Go through the records and show each line where the word "Setup" occurs.

▸ DATASET EXCERPTS
──────────
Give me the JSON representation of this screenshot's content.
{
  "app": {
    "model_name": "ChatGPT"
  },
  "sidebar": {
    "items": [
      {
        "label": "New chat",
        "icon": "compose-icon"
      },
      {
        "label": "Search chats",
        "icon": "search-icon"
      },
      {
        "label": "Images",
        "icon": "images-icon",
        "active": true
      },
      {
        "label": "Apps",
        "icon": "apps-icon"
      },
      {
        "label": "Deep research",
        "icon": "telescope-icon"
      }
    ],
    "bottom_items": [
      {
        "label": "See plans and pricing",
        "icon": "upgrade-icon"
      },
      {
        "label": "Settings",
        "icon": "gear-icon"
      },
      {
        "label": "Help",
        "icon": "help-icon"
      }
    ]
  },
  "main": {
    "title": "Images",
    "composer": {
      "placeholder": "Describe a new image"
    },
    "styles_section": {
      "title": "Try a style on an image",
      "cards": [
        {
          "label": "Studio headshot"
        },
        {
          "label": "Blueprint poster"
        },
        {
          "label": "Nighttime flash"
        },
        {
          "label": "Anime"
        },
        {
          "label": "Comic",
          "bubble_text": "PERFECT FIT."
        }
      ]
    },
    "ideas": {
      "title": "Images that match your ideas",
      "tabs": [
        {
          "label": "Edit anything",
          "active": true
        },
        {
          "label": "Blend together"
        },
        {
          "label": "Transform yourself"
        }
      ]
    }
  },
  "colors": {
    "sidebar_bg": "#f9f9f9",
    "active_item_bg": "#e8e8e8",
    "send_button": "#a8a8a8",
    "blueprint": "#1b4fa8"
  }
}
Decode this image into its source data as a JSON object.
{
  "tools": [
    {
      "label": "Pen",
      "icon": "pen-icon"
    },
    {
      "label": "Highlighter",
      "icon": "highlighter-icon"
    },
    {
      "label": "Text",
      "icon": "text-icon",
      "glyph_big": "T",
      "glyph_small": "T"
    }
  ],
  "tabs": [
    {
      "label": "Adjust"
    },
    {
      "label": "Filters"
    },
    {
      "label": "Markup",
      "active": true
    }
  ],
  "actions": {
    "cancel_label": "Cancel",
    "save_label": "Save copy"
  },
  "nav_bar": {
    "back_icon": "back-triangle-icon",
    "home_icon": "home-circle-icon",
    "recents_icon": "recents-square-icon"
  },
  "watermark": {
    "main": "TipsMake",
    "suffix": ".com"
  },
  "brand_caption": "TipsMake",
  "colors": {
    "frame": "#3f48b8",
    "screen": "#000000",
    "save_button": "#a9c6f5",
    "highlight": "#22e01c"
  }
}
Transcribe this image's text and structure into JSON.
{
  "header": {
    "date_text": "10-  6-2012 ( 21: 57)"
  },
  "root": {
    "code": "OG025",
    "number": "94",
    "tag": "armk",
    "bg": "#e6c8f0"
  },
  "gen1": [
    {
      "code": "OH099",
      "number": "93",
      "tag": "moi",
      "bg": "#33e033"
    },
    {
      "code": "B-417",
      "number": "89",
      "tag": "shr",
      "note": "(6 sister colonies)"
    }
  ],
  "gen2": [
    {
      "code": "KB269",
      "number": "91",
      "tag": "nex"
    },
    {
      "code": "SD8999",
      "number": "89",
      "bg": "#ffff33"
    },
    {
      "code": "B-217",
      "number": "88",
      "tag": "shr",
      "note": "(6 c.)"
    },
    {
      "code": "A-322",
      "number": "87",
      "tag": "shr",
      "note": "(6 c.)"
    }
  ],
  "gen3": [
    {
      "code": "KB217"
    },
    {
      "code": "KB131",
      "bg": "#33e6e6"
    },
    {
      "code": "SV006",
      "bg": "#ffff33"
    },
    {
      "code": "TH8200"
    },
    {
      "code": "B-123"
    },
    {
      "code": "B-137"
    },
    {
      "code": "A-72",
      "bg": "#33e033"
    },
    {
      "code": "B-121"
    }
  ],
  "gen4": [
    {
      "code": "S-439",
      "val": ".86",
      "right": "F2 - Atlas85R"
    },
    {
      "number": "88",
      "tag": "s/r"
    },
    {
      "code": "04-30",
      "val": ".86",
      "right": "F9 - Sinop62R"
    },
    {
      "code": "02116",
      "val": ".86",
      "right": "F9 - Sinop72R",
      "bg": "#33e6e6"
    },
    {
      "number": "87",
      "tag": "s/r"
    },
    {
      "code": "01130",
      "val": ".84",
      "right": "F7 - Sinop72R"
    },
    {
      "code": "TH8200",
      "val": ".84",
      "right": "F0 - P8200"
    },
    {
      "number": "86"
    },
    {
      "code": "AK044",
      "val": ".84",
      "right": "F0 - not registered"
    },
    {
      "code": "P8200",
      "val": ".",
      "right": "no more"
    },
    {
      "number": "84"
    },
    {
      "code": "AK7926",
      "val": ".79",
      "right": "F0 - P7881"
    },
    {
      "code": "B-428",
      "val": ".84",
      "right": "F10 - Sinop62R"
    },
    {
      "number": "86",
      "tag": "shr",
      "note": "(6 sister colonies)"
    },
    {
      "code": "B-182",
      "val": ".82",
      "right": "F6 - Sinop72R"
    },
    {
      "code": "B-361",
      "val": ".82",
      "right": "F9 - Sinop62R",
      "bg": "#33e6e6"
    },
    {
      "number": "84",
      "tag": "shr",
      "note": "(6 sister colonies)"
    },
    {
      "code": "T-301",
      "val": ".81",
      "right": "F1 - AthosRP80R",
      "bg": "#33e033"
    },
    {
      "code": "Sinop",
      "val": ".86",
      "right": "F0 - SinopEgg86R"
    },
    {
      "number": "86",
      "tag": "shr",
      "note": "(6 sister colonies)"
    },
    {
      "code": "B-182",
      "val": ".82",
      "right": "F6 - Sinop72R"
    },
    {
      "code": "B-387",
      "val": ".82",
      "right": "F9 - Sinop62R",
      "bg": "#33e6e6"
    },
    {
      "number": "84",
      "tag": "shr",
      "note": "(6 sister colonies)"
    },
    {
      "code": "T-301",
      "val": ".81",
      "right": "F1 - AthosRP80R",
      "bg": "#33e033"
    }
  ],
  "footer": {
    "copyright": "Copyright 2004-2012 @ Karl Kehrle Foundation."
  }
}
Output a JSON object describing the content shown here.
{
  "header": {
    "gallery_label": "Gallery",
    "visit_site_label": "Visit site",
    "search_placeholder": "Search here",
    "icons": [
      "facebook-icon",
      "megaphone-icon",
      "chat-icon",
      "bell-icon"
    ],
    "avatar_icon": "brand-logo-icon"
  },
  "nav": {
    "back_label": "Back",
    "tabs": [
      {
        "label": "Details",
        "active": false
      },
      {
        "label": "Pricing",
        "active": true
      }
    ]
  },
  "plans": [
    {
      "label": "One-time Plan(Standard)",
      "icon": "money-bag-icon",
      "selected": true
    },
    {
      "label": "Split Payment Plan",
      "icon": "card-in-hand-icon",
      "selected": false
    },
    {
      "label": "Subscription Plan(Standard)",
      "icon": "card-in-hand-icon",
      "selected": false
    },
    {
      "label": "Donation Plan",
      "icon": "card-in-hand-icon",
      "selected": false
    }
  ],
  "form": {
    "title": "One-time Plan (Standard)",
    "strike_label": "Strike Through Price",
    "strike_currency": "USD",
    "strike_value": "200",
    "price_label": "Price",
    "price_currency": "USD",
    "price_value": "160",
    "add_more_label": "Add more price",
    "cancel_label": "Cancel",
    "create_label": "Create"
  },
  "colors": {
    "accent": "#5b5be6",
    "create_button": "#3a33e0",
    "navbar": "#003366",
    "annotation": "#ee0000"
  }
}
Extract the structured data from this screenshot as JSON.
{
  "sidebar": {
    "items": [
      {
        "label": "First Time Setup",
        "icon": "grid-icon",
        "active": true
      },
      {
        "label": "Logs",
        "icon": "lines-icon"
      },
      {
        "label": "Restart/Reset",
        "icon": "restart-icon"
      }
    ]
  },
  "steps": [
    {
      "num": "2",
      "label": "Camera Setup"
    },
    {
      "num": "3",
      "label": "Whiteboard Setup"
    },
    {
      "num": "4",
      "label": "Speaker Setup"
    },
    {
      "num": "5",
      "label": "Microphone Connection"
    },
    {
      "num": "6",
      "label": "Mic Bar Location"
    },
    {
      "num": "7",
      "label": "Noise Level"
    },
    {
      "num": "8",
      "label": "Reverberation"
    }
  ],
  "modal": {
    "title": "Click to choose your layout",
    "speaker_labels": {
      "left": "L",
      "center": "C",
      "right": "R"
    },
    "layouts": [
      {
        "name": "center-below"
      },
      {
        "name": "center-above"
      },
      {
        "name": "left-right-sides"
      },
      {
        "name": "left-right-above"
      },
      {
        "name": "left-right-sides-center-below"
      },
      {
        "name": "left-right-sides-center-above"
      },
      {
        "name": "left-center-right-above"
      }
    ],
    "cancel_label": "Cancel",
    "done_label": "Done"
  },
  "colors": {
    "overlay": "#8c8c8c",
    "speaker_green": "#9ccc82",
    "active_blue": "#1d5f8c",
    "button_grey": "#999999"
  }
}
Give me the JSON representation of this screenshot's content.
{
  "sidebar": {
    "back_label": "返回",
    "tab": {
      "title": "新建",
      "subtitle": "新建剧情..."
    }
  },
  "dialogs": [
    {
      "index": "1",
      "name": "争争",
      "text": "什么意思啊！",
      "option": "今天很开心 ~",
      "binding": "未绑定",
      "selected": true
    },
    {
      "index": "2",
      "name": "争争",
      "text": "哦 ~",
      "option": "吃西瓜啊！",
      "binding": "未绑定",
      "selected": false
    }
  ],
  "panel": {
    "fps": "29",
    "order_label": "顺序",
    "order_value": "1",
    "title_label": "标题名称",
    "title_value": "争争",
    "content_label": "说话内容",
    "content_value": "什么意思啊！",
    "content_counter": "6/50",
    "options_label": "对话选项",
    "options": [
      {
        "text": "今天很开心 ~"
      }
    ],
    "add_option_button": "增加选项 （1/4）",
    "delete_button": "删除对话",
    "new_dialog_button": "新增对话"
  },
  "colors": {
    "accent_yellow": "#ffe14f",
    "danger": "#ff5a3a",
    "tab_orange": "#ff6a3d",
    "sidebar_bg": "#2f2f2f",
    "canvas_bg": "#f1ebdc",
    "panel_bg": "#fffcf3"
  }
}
──────────
▸ WRITTEN RESPONSE
        "label": "First Time Setup",
      "label": "Camera Setup"
      "label": "Whiteboard Setup"
      "label": "Speaker Setup"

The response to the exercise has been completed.